*** Opening DOCUMENT SEGMENT ***

Sony FE 70-200mm f/2.8 GM OSS Lens

A Trio of 50s

After going for years with just a 55mm sitting in the “normal” range, Sony has almost flooded the 50mm range this year with a budget FE 50mm f/1.8, a specialized FE 50mm f/2.8 Macro, and the high-end Planar T* FE 50mm f/1.4 ZA, made in collaboration with Zeiss.

The first real full-frame E-mount 50mm was the nifty f/1.8 model. This compact lens is affordable and uses a tried-and-true design to provide outstanding optical performance. A very reliable lens, providing the “normal” perspective for which 50mm lenses are loved, this is a great first prime for anyone looking to upgrade from the standard kit zoom.

Sony FE 50mm f/1.8 Lens

At the complete opposite end of the spectrum is the Sony/Zeiss 50mm f/1.4. As we have come to expect from lenses badged with Zeiss’s logo, this lens is designed to be the flagship 50mm of the system. It has a fast f/1.4 maximum aperture for shallow depth of field and uses aspherical and low-dispersion glass to ensure optimal image quality. It also benefits from Zeiss’s T* anti-reflective coating and uses a ring-drive SSM AF motor. Along with all of this, it offers a physical aperture ring that can be de-clicked, dust- and moisture-resistant construction, and an eleven-blade circular diaphragm.

*** Closing DOCUMENT SEGMENT ***

Reproduce the passage on Sony's 50mm lenses word for word, between "A Trio of 50s" and "collaboration with Zeiss.", inclusive.

*** Opening MATERIAL SHOWN ***

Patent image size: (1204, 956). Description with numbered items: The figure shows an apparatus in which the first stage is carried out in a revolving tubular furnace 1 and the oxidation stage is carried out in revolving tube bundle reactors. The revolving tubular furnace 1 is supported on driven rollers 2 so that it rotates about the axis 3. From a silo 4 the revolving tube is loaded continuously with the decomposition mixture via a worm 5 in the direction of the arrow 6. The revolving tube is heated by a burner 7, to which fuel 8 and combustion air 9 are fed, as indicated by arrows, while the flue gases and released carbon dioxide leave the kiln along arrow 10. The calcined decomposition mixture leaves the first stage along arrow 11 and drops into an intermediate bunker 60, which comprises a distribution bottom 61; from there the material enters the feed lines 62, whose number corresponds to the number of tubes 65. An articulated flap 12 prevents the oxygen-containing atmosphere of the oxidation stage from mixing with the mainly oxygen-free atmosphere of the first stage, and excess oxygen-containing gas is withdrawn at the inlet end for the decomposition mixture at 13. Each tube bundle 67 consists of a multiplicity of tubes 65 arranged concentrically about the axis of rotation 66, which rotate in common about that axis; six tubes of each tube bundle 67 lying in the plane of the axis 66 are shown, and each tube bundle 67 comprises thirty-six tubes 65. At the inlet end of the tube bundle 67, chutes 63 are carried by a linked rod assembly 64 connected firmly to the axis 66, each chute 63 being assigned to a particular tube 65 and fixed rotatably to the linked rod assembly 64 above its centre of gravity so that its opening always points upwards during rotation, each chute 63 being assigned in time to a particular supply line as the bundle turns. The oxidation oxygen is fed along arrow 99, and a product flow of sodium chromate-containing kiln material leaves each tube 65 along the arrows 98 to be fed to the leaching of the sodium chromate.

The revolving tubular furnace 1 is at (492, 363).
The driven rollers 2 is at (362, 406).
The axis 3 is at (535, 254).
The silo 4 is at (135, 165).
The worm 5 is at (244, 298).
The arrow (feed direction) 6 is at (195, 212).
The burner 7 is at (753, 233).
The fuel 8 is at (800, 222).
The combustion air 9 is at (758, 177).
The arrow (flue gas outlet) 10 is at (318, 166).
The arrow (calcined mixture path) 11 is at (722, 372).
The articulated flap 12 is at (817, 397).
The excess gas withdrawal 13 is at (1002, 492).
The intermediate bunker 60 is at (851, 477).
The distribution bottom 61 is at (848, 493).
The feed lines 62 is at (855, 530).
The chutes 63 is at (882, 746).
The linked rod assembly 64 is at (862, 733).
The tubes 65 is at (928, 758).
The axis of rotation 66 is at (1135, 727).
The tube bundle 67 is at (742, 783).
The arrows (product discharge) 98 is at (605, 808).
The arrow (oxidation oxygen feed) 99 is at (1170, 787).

*** Closing MATERIAL SHOWN ***

_WRITTEN SOLUTION_
A Trio of 50s

After going for years with just a 55mm sitting in the “normal” range, Sony has almost flooded the 50mm range this year with a budget FE 50mm f/1.8, a specialized FE 50mm f/2.8 Macro, and the high-end Planar T* FE 50mm f/1.4 ZA, made in collaboration with Zeiss.